### What you are asked to do
Give the lines of the entries below as a JSON list of strings, one string per line with blank lines omitted. Start at the first line of the entries and stop after the line that contains "- data-label: −0.9: [285, 217, 317, 234]".

### Records for this exercise
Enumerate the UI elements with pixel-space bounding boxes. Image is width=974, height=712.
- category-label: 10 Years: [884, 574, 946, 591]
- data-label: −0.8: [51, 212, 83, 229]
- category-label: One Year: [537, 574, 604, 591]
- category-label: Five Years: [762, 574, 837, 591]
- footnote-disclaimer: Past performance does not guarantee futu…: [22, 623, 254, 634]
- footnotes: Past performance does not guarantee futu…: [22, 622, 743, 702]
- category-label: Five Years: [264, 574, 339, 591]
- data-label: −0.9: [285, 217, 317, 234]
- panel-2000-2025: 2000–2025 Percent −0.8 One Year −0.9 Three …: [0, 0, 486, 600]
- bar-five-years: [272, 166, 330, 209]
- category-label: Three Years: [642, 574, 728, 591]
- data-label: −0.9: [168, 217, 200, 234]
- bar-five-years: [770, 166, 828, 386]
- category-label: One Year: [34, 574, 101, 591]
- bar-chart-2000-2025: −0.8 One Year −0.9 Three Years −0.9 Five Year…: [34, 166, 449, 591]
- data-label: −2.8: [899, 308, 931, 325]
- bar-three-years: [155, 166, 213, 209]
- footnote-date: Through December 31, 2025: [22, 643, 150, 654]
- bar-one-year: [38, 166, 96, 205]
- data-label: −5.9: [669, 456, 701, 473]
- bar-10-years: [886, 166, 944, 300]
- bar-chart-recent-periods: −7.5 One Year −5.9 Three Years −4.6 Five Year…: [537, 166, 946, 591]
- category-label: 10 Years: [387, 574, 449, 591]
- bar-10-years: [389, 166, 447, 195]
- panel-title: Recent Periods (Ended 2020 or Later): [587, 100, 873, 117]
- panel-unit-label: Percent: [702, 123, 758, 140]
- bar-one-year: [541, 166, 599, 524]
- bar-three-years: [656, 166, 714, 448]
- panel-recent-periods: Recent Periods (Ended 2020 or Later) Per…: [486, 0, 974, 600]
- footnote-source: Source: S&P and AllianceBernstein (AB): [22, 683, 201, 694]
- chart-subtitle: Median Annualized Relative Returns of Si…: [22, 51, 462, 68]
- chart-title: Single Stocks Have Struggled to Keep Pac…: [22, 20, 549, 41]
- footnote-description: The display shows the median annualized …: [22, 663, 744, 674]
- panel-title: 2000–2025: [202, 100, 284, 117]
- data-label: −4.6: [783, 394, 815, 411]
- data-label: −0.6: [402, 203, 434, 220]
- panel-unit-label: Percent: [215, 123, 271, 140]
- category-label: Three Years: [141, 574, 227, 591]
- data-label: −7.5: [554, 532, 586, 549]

### Full output
[
  "Enumerate the UI elements with pixel-space bounding boxes. Image is width=974, height=712.",
  "- category-label: 10 Years: [884, 574, 946, 591]",
  "- data-label: −0.8: [51, 212, 83, 229]",
  "- category-label: One Year: [537, 574, 604, 591]",
  "- category-label: Five Years: [762, 574, 837, 591]",
  "- footnote-disclaimer: Past performance does not guarantee futu…: [22, 623, 254, 634]",
  "- footnotes: Past performance does not guarantee futu…: [22, 622, 743, 702]",
  "- category-label: Five Years: [264, 574, 339, 591]",
  "- data-label: −0.9: [285, 217, 317, 234]"
]